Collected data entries
□ □ □

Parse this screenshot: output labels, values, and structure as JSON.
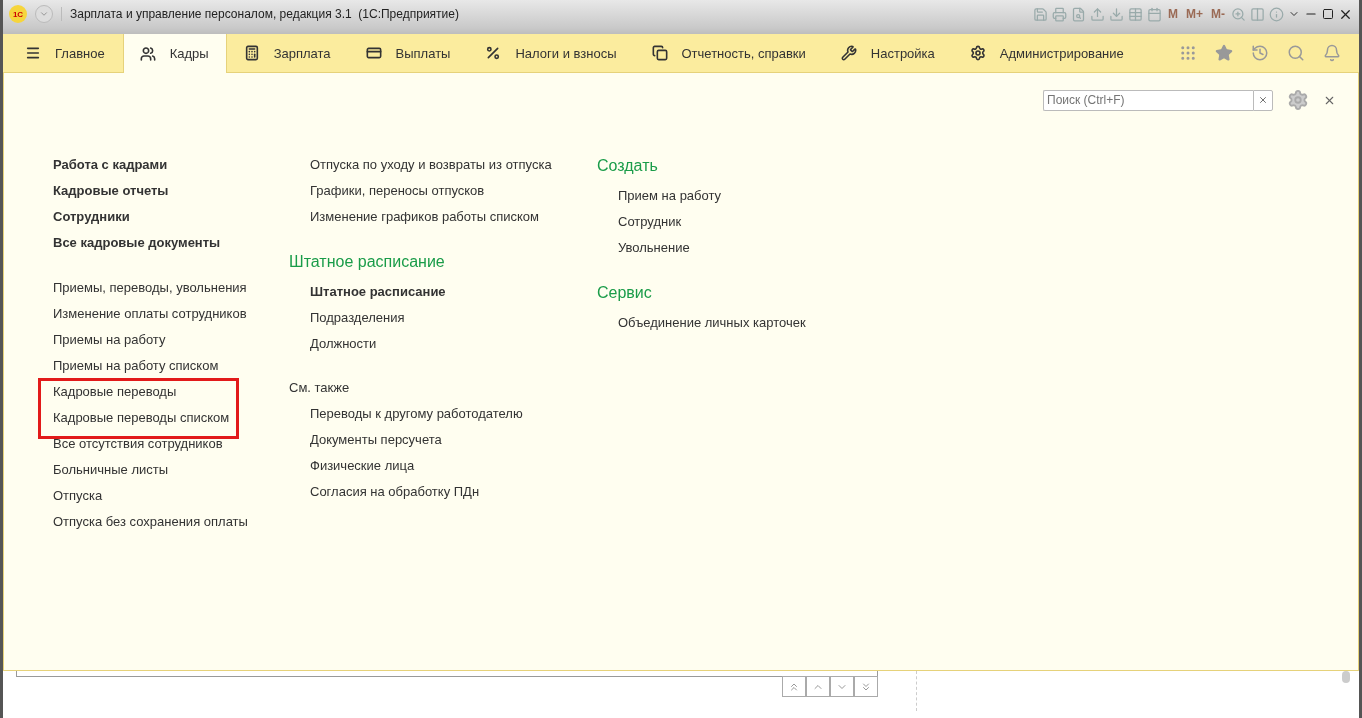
{
  "window": {
    "title": "Зарплата и управление персоналом, редакция 3.1  (1С:Предприятие)",
    "logo": "1С",
    "memory_buttons": [
      "M",
      "M+",
      "M-"
    ]
  },
  "sections_menu": [
    {
      "label": "Главное",
      "selected": false
    },
    {
      "label": "Кадры",
      "selected": true
    },
    {
      "label": "Зарплата",
      "selected": false
    },
    {
      "label": "Выплаты",
      "selected": false
    },
    {
      "label": "Налоги и взносы",
      "selected": false
    },
    {
      "label": "Отчетность, справки",
      "selected": false
    },
    {
      "label": "Настройка",
      "selected": false
    },
    {
      "label": "Администрирование",
      "selected": false
    }
  ],
  "search": {
    "placeholder": "Поиск (Ctrl+F)"
  },
  "columns": [
    {
      "sections": [
        {
          "items": [
            {
              "label": "Работа с кадрами",
              "bold": true,
              "framed": false
            },
            {
              "label": "Кадровые отчеты",
              "bold": true,
              "framed": false
            },
            {
              "label": "Сотрудники",
              "bold": true,
              "framed": false
            },
            {
              "label": "Все кадровые документы",
              "bold": true,
              "framed": false
            }
          ]
        },
        {
          "items": [
            {
              "label": "Приемы, переводы, увольнения",
              "bold": false,
              "framed": false
            },
            {
              "label": "Изменение оплаты сотрудников",
              "bold": false,
              "framed": false
            },
            {
              "label": "Приемы на работу",
              "bold": false,
              "framed": false
            },
            {
              "label": "Приемы на работу списком",
              "bold": false,
              "framed": false
            },
            {
              "label": "Кадровые переводы",
              "bold": false,
              "framed": true
            },
            {
              "label": "Кадровые переводы списком",
              "bold": false,
              "framed": true
            },
            {
              "label": "Все отсутствия сотрудников",
              "bold": false,
              "framed": false
            },
            {
              "label": "Больничные листы",
              "bold": false,
              "framed": false
            },
            {
              "label": "Отпуска",
              "bold": false,
              "framed": false
            },
            {
              "label": "Отпуска без сохранения оплаты",
              "bold": false,
              "framed": false
            }
          ]
        }
      ]
    },
    {
      "sections": [
        {
          "items": [
            {
              "label": "Отпуска по уходу и возвраты из отпуска",
              "bold": false,
              "framed": false
            },
            {
              "label": "Графики, переносы отпусков",
              "bold": false,
              "framed": false
            },
            {
              "label": "Изменение графиков работы списком",
              "bold": false,
              "framed": false
            }
          ]
        },
        {
          "heading": "Штатное расписание",
          "kind": "group",
          "items": [
            {
              "label": "Штатное расписание",
              "bold": true,
              "framed": false
            },
            {
              "label": "Подразделения",
              "bold": false,
              "framed": false
            },
            {
              "label": "Должности",
              "bold": false,
              "framed": false
            }
          ]
        },
        {
          "heading": "См. также",
          "kind": "see_also",
          "items": [
            {
              "label": "Переводы к другому работодателю",
              "bold": false,
              "framed": false
            },
            {
              "label": "Документы персучета",
              "bold": false,
              "framed": false
            },
            {
              "label": "Физические лица",
              "bold": false,
              "framed": false
            },
            {
              "label": "Согласия на обработку ПДн",
              "bold": false,
              "framed": false
            }
          ]
        }
      ]
    },
    {
      "sections": [
        {
          "heading": "Создать",
          "kind": "group",
          "items": [
            {
              "label": "Прием на работу",
              "bold": false,
              "framed": false
            },
            {
              "label": "Сотрудник",
              "bold": false,
              "framed": false
            },
            {
              "label": "Увольнение",
              "bold": false,
              "framed": false
            }
          ]
        },
        {
          "heading": "Сервис",
          "kind": "group",
          "items": [
            {
              "label": "Объединение личных карточек",
              "bold": false,
              "framed": false
            }
          ]
        }
      ]
    }
  ]
}
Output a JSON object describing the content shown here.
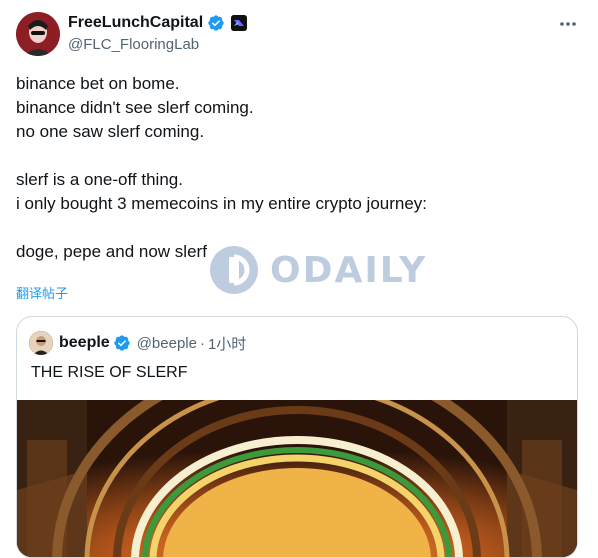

□ □ □

Write out the whole listing again, exactly, with no pictures.

SOLUTION FOR THIS EXERCISE ->
Parse this screenshot: output labels, values, and structure as JSON.
{
  "window": {
    "title": "Зарплата и управление персоналом, редакция 3.1  (1С:Предприятие)",
    "logo": "1С",
    "memory_buttons": [
      "M",
      "M+",
      "M-"
    ]
  },
  "sections_menu": [
    {
      "label": "Главное",
      "selected": false
    },
    {
      "label": "Кадры",
      "selected": true
    },
    {
      "label": "Зарплата",
      "selected": false
    },
    {
      "label": "Выплаты",
      "selected": false
    },
    {
      "label": "Налоги и взносы",
      "selected": false
    },
    {
      "label": "Отчетность, справки",
      "selected": false
    },
    {
      "label": "Настройка",
      "selected": false
    },
    {
      "label": "Администрирование",
      "selected": false
    }
  ],
  "search": {
    "placeholder": "Поиск (Ctrl+F)"
  },
  "columns": [
    {
      "sections": [
        {
          "items": [
            {
              "label": "Работа с кадрами",
              "bold": true,
              "framed": false
            },
            {
              "label": "Кадровые отчеты",
              "bold": true,
              "framed": false
            },
            {
              "label": "Сотрудники",
              "bold": true,
              "framed": false
            },
            {
              "label": "Все кадровые документы",
              "bold": true,
              "framed": false
            }
          ]
        },
        {
          "items": [
            {
              "label": "Приемы, переводы, увольнения",
              "bold": false,
              "framed": false
            },
            {
              "label": "Изменение оплаты сотрудников",
              "bold": false,
              "framed": false
            },
            {
              "label": "Приемы на работу",
              "bold": false,
              "framed": false
            },
            {
              "label": "Приемы на работу списком",
              "bold": false,
              "framed": false
            },
            {
              "label": "Кадровые переводы",
              "bold": false,
              "framed": true
            },
            {
              "label": "Кадровые переводы списком",
              "bold": false,
              "framed": true
            },
            {
              "label": "Все отсутствия сотрудников",
              "bold": false,
              "framed": false
            },
            {
              "label": "Больничные листы",
              "bold": false,
              "framed": false
            },
            {
              "label": "Отпуска",
              "bold": false,
              "framed": false
            },
            {
              "label": "Отпуска без сохранения оплаты",
              "bold": false,
              "framed": false
            }
          ]
        }
      ]
    },
    {
      "sections": [
        {
          "items": [
            {
              "label": "Отпуска по уходу и возвраты из отпуска",
              "bold": false,
              "framed": false
            },
            {
              "label": "Графики, переносы отпусков",
              "bold": false,
              "framed": false
            },
            {
              "label": "Изменение графиков работы списком",
              "bold": false,
              "framed": false
            }
          ]
        },
        {
          "heading": "Штатное расписание",
          "kind": "group",
          "items": [
            {
              "label": "Штатное расписание",
              "bold": true,
              "framed": false
            },
            {
              "label": "Подразделения",
              "bold": false,
              "framed": false
            },
            {
              "label": "Должности",
              "bold": false,
              "framed": false
            }
          ]
        },
        {
          "heading": "См. также",
          "kind": "see_also",
          "items": [
            {
              "label": "Переводы к другому работодателю",
              "bold": false,
              "framed": false
            },
            {
              "label": "Документы персучета",
              "bold": false,
              "framed": false
            },
            {
              "label": "Физические лица",
              "bold": false,
              "framed": false
            },
            {
              "label": "Согласия на обработку ПДн",
              "bold": false,
              "framed": false
            }
          ]
        }
      ]
    },
    {
      "sections": [
        {
          "heading": "Создать",
          "kind": "group",
          "items": [
            {
              "label": "Прием на работу",
              "bold": false,
              "framed": false
            },
            {
              "label": "Сотрудник",
              "bold": false,
              "framed": false
            },
            {
              "label": "Увольнение",
              "bold": false,
              "framed": false
            }
          ]
        },
        {
          "heading": "Сервис",
          "kind": "group",
          "items": [
            {
              "label": "Объединение личных карточек",
              "bold": false,
              "framed": false
            }
          ]
        }
      ]
    }
  ]
}
Output a JSON object describing the content shown here.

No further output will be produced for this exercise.